## The task:
Reproduce the listing that follows with no differences at all.
----- The data
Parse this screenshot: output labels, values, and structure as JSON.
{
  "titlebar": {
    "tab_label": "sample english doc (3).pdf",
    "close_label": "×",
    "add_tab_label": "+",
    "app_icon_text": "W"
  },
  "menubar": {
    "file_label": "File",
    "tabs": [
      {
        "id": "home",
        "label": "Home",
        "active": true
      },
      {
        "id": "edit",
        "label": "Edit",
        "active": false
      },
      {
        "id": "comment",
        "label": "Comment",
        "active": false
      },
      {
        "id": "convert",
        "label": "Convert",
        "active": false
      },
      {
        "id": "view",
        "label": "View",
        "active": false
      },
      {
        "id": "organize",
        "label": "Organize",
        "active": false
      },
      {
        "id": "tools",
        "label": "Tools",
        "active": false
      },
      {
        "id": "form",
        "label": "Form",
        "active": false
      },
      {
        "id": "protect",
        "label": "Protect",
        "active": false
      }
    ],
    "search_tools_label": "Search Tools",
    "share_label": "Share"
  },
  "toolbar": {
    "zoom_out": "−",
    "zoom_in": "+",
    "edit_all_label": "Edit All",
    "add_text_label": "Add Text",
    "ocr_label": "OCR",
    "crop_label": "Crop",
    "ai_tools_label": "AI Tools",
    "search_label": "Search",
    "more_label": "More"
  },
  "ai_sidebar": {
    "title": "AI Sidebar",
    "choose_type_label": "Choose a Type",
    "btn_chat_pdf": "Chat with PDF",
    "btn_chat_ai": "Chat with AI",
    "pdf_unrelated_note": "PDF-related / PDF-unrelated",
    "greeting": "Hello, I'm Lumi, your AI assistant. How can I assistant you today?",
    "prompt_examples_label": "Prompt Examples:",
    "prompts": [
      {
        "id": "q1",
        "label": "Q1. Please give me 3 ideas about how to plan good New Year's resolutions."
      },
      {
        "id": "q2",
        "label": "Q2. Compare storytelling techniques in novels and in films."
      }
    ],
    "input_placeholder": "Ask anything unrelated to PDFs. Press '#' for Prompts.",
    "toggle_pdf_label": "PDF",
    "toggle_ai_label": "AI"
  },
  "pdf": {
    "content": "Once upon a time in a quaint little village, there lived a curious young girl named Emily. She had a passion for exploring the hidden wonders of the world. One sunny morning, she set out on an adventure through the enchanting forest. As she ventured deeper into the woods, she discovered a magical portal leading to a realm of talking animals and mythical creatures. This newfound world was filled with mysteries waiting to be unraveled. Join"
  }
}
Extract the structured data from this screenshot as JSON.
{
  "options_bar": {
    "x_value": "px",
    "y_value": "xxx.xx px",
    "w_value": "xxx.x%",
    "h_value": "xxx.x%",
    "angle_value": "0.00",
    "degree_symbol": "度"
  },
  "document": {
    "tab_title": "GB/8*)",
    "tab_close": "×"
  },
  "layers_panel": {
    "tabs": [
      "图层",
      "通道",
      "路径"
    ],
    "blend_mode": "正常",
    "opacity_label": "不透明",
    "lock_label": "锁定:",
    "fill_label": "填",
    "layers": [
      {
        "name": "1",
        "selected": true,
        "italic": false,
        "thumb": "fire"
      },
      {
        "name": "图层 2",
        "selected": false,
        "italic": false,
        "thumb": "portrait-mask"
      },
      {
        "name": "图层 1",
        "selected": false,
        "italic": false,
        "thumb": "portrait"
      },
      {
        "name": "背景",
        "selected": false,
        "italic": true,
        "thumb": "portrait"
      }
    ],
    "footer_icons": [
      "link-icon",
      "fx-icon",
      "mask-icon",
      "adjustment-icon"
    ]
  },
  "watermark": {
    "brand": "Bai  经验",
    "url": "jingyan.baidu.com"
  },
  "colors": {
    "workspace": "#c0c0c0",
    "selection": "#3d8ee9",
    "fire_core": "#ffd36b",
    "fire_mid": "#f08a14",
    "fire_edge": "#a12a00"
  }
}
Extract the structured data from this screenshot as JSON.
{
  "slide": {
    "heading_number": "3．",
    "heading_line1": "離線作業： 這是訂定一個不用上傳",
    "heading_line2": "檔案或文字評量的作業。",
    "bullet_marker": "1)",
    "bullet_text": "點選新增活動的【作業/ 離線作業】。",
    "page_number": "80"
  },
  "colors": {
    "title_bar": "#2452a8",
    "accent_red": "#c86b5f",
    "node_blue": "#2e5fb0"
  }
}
----------
## Full output:
Parse this screenshot: output labels, values, and structure as JSON.
{
  "titlebar": {
    "tab_label": "sample english doc (3).pdf",
    "close_label": "×",
    "add_tab_label": "+",
    "app_icon_text": "W"
  },
  "menubar": {
    "file_label": "File",
    "tabs": [
      {
        "id": "home",
        "label": "Home",
        "active": true
      },
      {
        "id": "edit",
        "label": "Edit",
        "active": false
      },
      {
        "id": "comment",
        "label": "Comment",
        "active": false
      },
      {
        "id": "convert",
        "label": "Convert",
        "active": false
      },
      {
        "id": "view",
        "label": "View",
        "active": false
      },
      {
        "id": "organize",
        "label": "Organize",
        "active": false
      },
      {
        "id": "tools",
        "label": "Tools",
        "active": false
      },
      {
        "id": "form",
        "label": "Form",
        "active": false
      },
      {
        "id": "protect",
        "label": "Protect",
        "active": false
      }
    ],
    "search_tools_label": "Search Tools",
    "share_label": "Share"
  },
  "toolbar": {
    "zoom_out": "−",
    "zoom_in": "+",
    "edit_all_label": "Edit All",
    "add_text_label": "Add Text",
    "ocr_label": "OCR",
    "crop_label": "Crop",
    "ai_tools_label": "AI Tools",
    "search_label": "Search",
    "more_label": "More"
  },
  "ai_sidebar": {
    "title": "AI Sidebar",
    "choose_type_label": "Choose a Type",
    "btn_chat_pdf": "Chat with PDF",
    "btn_chat_ai": "Chat with AI",
    "pdf_unrelated_note": "PDF-related / PDF-unrelated",
    "greeting": "Hello, I'm Lumi, your AI assistant. How can I assistant you today?",
    "prompt_examples_label": "Prompt Examples:",
    "prompts": [
      {
        "id": "q1",
        "label": "Q1. Please give me 3 ideas about how to plan good New Year's resolutions."
      },
      {
        "id": "q2",
        "label": "Q2. Compare storytelling techniques in novels and in films."
      }
    ],
    "input_placeholder": "Ask anything unrelated to PDFs. Press '#' for Prompts.",
    "toggle_pdf_label": "PDF",
    "toggle_ai_label": "AI"
  },
  "pdf": {
    "content": "Once upon a time in a quaint little village, there lived a curious young girl named Emily. She had a passion for exploring the hidden wonders of the world. One sunny morning, she set out on an adventure through the enchanting forest. As she ventured deeper into the woods, she discovered a magical portal leading to a realm of talking animals and mythical creatures. This newfound world was filled with mysteries waiting to be unraveled. Join"
  }
}
Extract the structured data from this screenshot as JSON.
{
  "options_bar": {
    "x_value": "px",
    "y_value": "xxx.xx px",
    "w_value": "xxx.x%",
    "h_value": "xxx.x%",
    "angle_value": "0.00",
    "degree_symbol": "度"
  },
  "document": {
    "tab_title": "GB/8*)",
    "tab_close": "×"
  },
  "layers_panel": {
    "tabs": [
      "图层",
      "通道",
      "路径"
    ],
    "blend_mode": "正常",
    "opacity_label": "不透明",
    "lock_label": "锁定:",
    "fill_label": "填",
    "layers": [
      {
        "name": "1",
        "selected": true,
        "italic": false,
        "thumb": "fire"
      },
      {
        "name": "图层 2",
        "selected": false,
        "italic": false,
        "thumb": "portrait-mask"
      },
      {
        "name": "图层 1",
        "selected": false,
        "italic": false,
        "thumb": "portrait"
      },
      {
        "name": "背景",
        "selected": false,
        "italic": true,
        "thumb": "portrait"
      }
    ],
    "footer_icons": [
      "link-icon",
      "fx-icon",
      "mask-icon",
      "adjustment-icon"
    ]
  },
  "watermark": {
    "brand": "Bai  经验",
    "url": "jingyan.baidu.com"
  },
  "colors": {
    "workspace": "#c0c0c0",
    "selection": "#3d8ee9",
    "fire_core": "#ffd36b",
    "fire_mid": "#f08a14",
    "fire_edge": "#a12a00"
  }
}
Extract the structured data from this screenshot as JSON.
{
  "slide": {
    "heading_number": "3．",
    "heading_line1": "離線作業： 這是訂定一個不用上傳",
    "heading_line2": "檔案或文字評量的作業。",
    "bullet_marker": "1)",
    "bullet_text": "點選新增活動的【作業/ 離線作業】。",
    "page_number": "80"
  },
  "colors": {
    "title_bar": "#2452a8",
    "accent_red": "#c86b5f",
    "node_blue": "#2e5fb0"
  }
}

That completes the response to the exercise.